Passage for review:
Start of Block
PacifiCorp is discouraging regulators from looking too close at its pending request to limit customer lawsuits, arguing any legal shortfalls should be dealt with in court after the fact.

In an opening brief filed Jan. 23 with the Oregon Public Utility Commission (PUC), the company said its proposal cannot override the right to pursue reasonable damages in Oregon’s Constitution.

It further argued that the laws potentially applying to its proposal are complex and it was “likely not possible” for such a proposal to avoid conflicts with all of them. These same complexities would also require potential conflicts to be addressed case-by-case, said the company, which the judiciary is better-equipped to do.

PacifiCorp argued, because of these factors, PUC should approve its request without further inquiry into constitutional issues. “Those issues, only if or when they arise, are best left to the relevant judicial forum.” 

A PUC analysis of the proposed limitations remains ongoing after staff said last year they needed to investigate the unknown legal and policy impacts of PacifiCorp’s request.

Our Town reached out to PacifiCorp for comment but did not hear back by deadline.

PacifiCorp filed a request with PUC Oct. 24, 2023, for leave to add a limited liability clause to its user agreement. The clause would allow only economic damages and only for losses caused by the use of electrical services, and would apply to all current PacifiCorp customers in Oregon.

PacifiCorp’s request was originally schedueld for approval Nov. 29, 2023, and this was delayed until April 9 after PUC staff requested time to conduct an inquiry. They said they had questions about the unknown legal and policy implications of the request, and whether or if it had precedent. Their report is due Feb. 20.
End of Block
Recorded data:
Start of Block
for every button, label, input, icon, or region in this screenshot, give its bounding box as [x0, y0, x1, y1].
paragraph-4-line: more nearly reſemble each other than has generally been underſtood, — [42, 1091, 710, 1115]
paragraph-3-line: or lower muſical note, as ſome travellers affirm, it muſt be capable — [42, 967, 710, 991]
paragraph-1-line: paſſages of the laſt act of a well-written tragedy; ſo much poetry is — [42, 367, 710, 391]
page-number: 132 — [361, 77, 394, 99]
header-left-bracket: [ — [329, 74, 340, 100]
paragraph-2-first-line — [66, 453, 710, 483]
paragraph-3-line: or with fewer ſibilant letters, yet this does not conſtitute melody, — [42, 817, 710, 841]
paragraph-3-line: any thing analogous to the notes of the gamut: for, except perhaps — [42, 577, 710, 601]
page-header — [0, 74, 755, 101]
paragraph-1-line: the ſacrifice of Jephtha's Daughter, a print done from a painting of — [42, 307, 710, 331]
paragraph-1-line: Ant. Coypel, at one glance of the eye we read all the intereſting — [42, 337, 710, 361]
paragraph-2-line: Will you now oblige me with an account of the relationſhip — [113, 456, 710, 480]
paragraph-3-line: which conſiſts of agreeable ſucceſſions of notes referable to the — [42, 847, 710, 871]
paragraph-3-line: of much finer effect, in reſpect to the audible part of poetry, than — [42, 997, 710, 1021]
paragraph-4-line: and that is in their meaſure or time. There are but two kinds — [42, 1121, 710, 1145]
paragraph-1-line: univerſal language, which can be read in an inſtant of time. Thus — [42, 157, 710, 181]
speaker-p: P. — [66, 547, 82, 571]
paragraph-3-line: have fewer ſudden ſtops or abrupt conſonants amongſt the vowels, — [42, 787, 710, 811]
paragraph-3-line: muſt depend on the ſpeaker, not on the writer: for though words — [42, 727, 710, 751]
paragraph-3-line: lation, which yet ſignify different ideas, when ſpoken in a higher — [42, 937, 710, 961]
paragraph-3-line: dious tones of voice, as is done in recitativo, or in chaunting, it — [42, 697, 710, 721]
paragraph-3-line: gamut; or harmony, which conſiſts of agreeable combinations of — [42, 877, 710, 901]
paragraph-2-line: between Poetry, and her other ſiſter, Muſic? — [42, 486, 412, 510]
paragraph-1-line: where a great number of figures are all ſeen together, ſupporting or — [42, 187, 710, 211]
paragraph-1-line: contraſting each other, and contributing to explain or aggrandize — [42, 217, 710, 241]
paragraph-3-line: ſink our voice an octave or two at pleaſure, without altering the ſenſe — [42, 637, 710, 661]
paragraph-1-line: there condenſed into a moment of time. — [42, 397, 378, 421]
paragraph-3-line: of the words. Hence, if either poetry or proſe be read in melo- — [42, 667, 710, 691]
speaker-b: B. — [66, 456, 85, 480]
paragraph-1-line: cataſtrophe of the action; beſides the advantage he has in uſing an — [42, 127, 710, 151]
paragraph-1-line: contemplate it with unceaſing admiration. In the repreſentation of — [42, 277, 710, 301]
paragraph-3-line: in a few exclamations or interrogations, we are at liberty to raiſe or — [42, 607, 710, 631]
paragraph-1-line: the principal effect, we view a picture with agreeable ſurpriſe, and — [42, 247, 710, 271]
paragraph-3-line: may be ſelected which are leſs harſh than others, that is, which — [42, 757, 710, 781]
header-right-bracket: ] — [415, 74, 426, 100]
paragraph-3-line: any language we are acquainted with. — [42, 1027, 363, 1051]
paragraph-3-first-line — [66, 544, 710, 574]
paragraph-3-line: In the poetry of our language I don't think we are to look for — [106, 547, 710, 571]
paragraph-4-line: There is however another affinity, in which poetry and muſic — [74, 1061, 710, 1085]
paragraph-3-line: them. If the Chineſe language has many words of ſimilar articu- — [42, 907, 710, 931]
End of Block
Exercise set:
1/ Using the article on PacifiCorp's liability request, answer the following:
(a) On what date did PacifiCorp file its opening brief with the Oregon Public Utility Commission?
(b) What kinds of damages would the proposed clause allow?
(c) When is the PUC staff report due?
2/ Render this sentence from the article on PacifiCorp's liability request in Spanish: "A PUC analysis of the proposed limitations remains ongoing after staff said last year they needed to investigate the unknown legal and policy impacts of PacifiCorp’s request."
3/ Reproduce the part of the article on PacifiCorp's liability request that opens with the words "PacifiCorp is discouraging" and closes with "better-equipped to do.".
These records were taken from a separate source.

Answers by item number:
1/
(a) Jan. 23.
(b) Only economic damages, and only for losses caused by the use of electrical services.
(c) Feb. 20.

2/ Un análisis de la PUC sobre las limitaciones propuestas sigue en curso después de que el personal dijera el año pasado que necesitaba investigar los efectos jurídicos y de política desconocidos de la solicitud de PacifiCorp.

3/
PacifiCorp is discouraging regulators from looking too close at its pending request to limit customer lawsuits, arguing any legal shortfalls should be dealt with in court after the fact.

In an opening brief filed Jan. 23 with the Oregon Public Utility Commission (PUC), the company said its proposal cannot override the right to pursue reasonable damages in Oregon’s Constitution.

It further argued that the laws potentially applying to its proposal are complex and it was “likely not possible” for such a proposal to avoid conflicts with all of them. These same complexities would also require potential conflicts to be addressed case-by-case, said the company, which the judiciary is better-equipped to do.